— Begin —

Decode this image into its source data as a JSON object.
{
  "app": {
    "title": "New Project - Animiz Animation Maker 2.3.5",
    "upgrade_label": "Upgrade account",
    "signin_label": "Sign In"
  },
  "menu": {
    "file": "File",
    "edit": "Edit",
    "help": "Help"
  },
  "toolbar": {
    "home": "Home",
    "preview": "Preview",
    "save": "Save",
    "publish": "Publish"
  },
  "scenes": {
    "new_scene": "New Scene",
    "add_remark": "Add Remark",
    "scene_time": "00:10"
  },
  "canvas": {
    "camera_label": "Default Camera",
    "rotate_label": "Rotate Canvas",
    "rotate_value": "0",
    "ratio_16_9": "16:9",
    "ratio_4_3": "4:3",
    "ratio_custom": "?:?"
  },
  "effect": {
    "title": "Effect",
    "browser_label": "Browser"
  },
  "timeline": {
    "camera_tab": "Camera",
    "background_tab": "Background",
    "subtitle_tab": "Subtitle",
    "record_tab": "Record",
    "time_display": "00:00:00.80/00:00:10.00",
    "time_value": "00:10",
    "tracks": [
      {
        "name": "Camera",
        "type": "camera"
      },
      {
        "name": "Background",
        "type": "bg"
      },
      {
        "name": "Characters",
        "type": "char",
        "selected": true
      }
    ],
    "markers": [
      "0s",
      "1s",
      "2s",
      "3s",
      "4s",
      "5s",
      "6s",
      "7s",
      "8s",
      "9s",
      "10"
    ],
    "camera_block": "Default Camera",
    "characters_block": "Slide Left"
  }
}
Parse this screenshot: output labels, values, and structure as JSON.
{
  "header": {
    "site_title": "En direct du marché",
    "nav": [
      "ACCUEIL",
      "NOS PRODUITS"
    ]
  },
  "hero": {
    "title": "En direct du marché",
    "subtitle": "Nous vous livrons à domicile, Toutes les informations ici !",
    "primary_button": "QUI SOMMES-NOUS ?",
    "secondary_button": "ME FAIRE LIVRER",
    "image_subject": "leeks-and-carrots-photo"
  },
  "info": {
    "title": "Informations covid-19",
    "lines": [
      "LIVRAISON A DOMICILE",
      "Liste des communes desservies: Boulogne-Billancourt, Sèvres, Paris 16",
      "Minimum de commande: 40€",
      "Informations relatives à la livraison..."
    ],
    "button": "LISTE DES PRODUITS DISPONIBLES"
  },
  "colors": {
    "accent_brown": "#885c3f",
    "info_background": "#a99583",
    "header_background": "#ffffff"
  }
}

— End —

■ **REQUEST**:
Output the listing above without altering a single character.

■ **RESPONSE**:
Decode this image into its source data as a JSON object.
{
  "app": {
    "title": "New Project - Animiz Animation Maker 2.3.5",
    "upgrade_label": "Upgrade account",
    "signin_label": "Sign In"
  },
  "menu": {
    "file": "File",
    "edit": "Edit",
    "help": "Help"
  },
  "toolbar": {
    "home": "Home",
    "preview": "Preview",
    "save": "Save",
    "publish": "Publish"
  },
  "scenes": {
    "new_scene": "New Scene",
    "add_remark": "Add Remark",
    "scene_time": "00:10"
  },
  "canvas": {
    "camera_label": "Default Camera",
    "rotate_label": "Rotate Canvas",
    "rotate_value": "0",
    "ratio_16_9": "16:9",
    "ratio_4_3": "4:3",
    "ratio_custom": "?:?"
  },
  "effect": {
    "title": "Effect",
    "browser_label": "Browser"
  },
  "timeline": {
    "camera_tab": "Camera",
    "background_tab": "Background",
    "subtitle_tab": "Subtitle",
    "record_tab": "Record",
    "time_display": "00:00:00.80/00:00:10.00",
    "time_value": "00:10",
    "tracks": [
      {
        "name": "Camera",
        "type": "camera"
      },
      {
        "name": "Background",
        "type": "bg"
      },
      {
        "name": "Characters",
        "type": "char",
        "selected": true
      }
    ],
    "markers": [
      "0s",
      "1s",
      "2s",
      "3s",
      "4s",
      "5s",
      "6s",
      "7s",
      "8s",
      "9s",
      "10"
    ],
    "camera_block": "Default Camera",
    "characters_block": "Slide Left"
  }
}
Parse this screenshot: output labels, values, and structure as JSON.
{
  "header": {
    "site_title": "En direct du marché",
    "nav": [
      "ACCUEIL",
      "NOS PRODUITS"
    ]
  },
  "hero": {
    "title": "En direct du marché",
    "subtitle": "Nous vous livrons à domicile, Toutes les informations ici !",
    "primary_button": "QUI SOMMES-NOUS ?",
    "secondary_button": "ME FAIRE LIVRER",
    "image_subject": "leeks-and-carrots-photo"
  },
  "info": {
    "title": "Informations covid-19",
    "lines": [
      "LIVRAISON A DOMICILE",
      "Liste des communes desservies: Boulogne-Billancourt, Sèvres, Paris 16",
      "Minimum de commande: 40€",
      "Informations relatives à la livraison..."
    ],
    "button": "LISTE DES PRODUITS DISPONIBLES"
  },
  "colors": {
    "accent_brown": "#885c3f",
    "info_background": "#a99583",
    "header_background": "#ffffff"
  }
}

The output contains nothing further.